Start Records

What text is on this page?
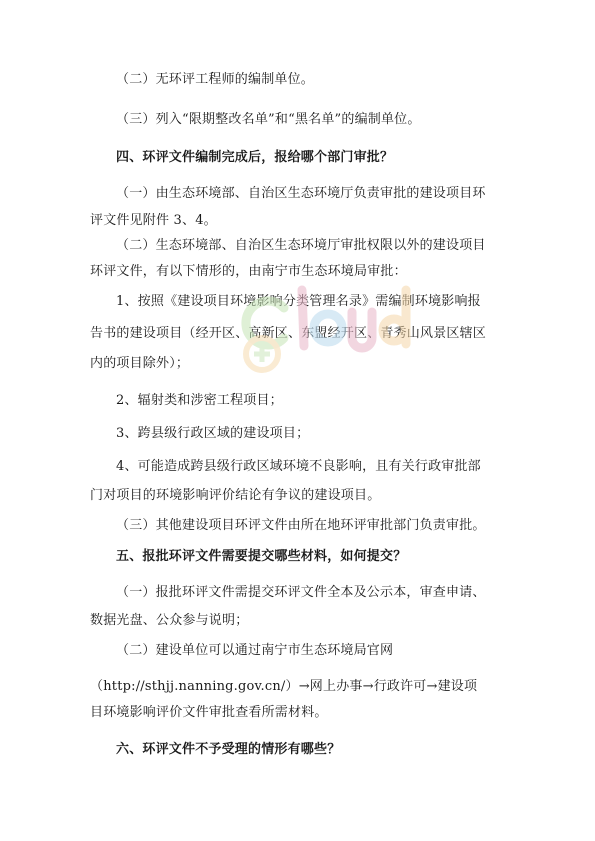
（二）无环评工程师的编制单位。
（三）列入“限期整改名单”和“黑名单”的编制单位。
四、环评文件编制完成后，报给哪个部门审批？
（一）由生态环境部、自治区生态环境厅负责审批的建设项目环
评文件见附件 3、4。
（二）生态环境部、自治区生态环境厅审批权限以外的建设项目
环评文件，有以下情形的，由南宁市生态环境局审批：
1、按照《建设项目环境影响分类管理名录》需编制环境影响报
告书的建设项目（经开区、高新区、东盟经开区、青秀山风景区辖区
内的项目除外）；
2、辐射类和涉密工程项目；
3、跨县级行政区域的建设项目；
4、可能造成跨县级行政区域环境不良影响，且有关行政审批部
门对项目的环境影响评价结论有争议的建设项目。
（三）其他建设项目环评文件由所在地环评审批部门负责审批。
五、报批环评文件需要提交哪些材料，如何提交？
（一）报批环评文件需提交环评文件全本及公示本，审查申请、
数据光盘、公众参与说明；
（二）建设单位可以通过南宁市生态环境局官网
（http://sthjj.nanning.gov.cn/）→网上办事→行政许可→建设项
目环境影响评价文件审批查看所需材料。
六、环评文件不予受理的情形有哪些？
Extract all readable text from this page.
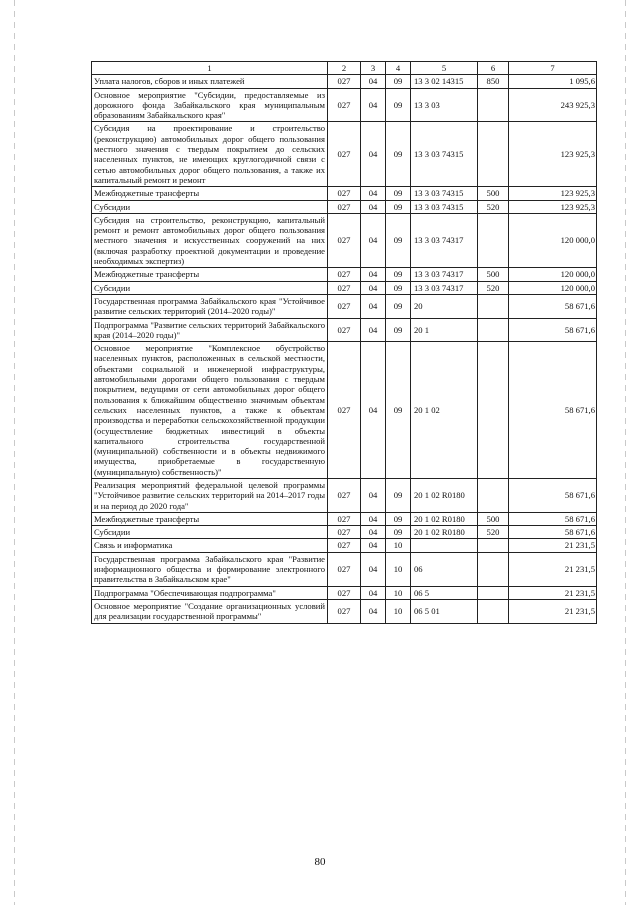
1	2	3	4	5	6	7
Уплата налогов, сборов и иных платежей	027	04	09	13 3 02 14315	850	1 095,6
Основное мероприятие "Субсидии, предоставляемые из дорожного фонда Забайкальского края муниципальным образованиям Забайкальского края"	027	04	09	13 3 03		243 925,3
Субсидия на проектирование и строительство (реконструкцию) автомобильных дорог общего пользования местного значения с твердым покрытием до сельских населенных пунктов, не имеющих круглогодичной связи с сетью автомобильных дорог общего пользования, а также их капитальный ремонт и ремонт	027	04	09	13 3 03 74315		123 925,3
Межбюджетные трансферты	027	04	09	13 3 03 74315	500	123 925,3
Субсидии	027	04	09	13 3 03 74315	520	123 925,3
Субсидия на строительство, реконструкцию, капитальный ремонт и ремонт автомобильных дорог общего пользования местного значения и искусственных сооружений на них (включая разработку проектной документации и проведение необходимых экспертиз)	027	04	09	13 3 03 74317		120 000,0
Межбюджетные трансферты	027	04	09	13 3 03 74317	500	120 000,0
Субсидии	027	04	09	13 3 03 74317	520	120 000,0
Государственная программа Забайкальского края "Устойчивое развитие сельских территорий (2014–2020 годы)"	027	04	09	20		58 671,6
Подпрограмма "Развитие сельских территорий Забайкальского края (2014–2020 годы)"	027	04	09	20 1		58 671,6
Основное мероприятие "Комплексное обустройство населенных пунктов, расположенных в сельской местности, объектами социальной и инженерной инфраструктуры, автомобильными дорогами общего пользования с твердым покрытием, ведущими от сети автомобильных дорог общего пользования к ближайшим общественно значимым объектам сельских населенных пунктов, а также к объектам производства и переработки сельскохозяйственной продукции (осуществление бюджетных инвестиций в объекты капитального строительства государственной (муниципальной) собственности и в объекты недвижимого имущества, приобретаемые в государственную (муниципальную) собственность)"	027	04	09	20 1 02		58 671,6
Реализация мероприятий федеральной целевой программы "Устойчивое развитие сельских территорий на 2014–2017 годы и на период до 2020 года"	027	04	09	20 1 02 R0180		58 671,6
Межбюджетные трансферты	027	04	09	20 1 02 R0180	500	58 671,6
Субсидии	027	04	09	20 1 02 R0180	520	58 671,6
Связь и информатика	027	04	10			21 231,5
Государственная программа Забайкальского края "Развитие информационного общества и формирование электронного правительства в Забайкальском крае"	027	04	10	06		21 231,5
Подпрограмма "Обеспечивающая подпрограмма"	027	04	10	06 5		21 231,5
Основное мероприятие "Создание организационных условий для реализации государственной программы"	027	04	10	06 5 01		21 231,5
80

End Records

• Requirement
Using the listing above, list every line in which the string "общего" occurs.

• Exercise response
Субсидия на проектирование и строительство (реконструкцию) автомобильных дорог общего пользования местного значения с твердым покрытием до сельских населенных пунктов, не имеющих круглогодичной связи с сетью автомобильных дорог общего пользования, а также их капитальный ремонт и ремонт	027	04	09	13 3 03 74315		123 925,3
Субсидия на строительство, реконструкцию, капитальный ремонт и ремонт автомобильных дорог общего пользования местного значения и искусственных сооружений на них (включая разработку проектной документации и проведение необходимых экспертиз)	027	04	09	13 3 03 74317		120 000,0
Основное мероприятие "Комплексное обустройство населенных пунктов, расположенных в сельской местности, объектами социальной и инженерной инфраструктуры, автомобильными дорогами общего пользования с твердым покрытием, ведущими от сети автомобильных дорог общего пользования к ближайшим общественно значимым объектам сельских населенных пунктов, а также к объектам производства и переработки сельскохозяйственной продукции (осуществление бюджетных инвестиций в объекты капитального строительства государственной (муниципальной) собственности и в объекты недвижимого имущества, приобретаемые в государственную (муниципальную) собственность)"	027	04	09	20 1 02		58 671,6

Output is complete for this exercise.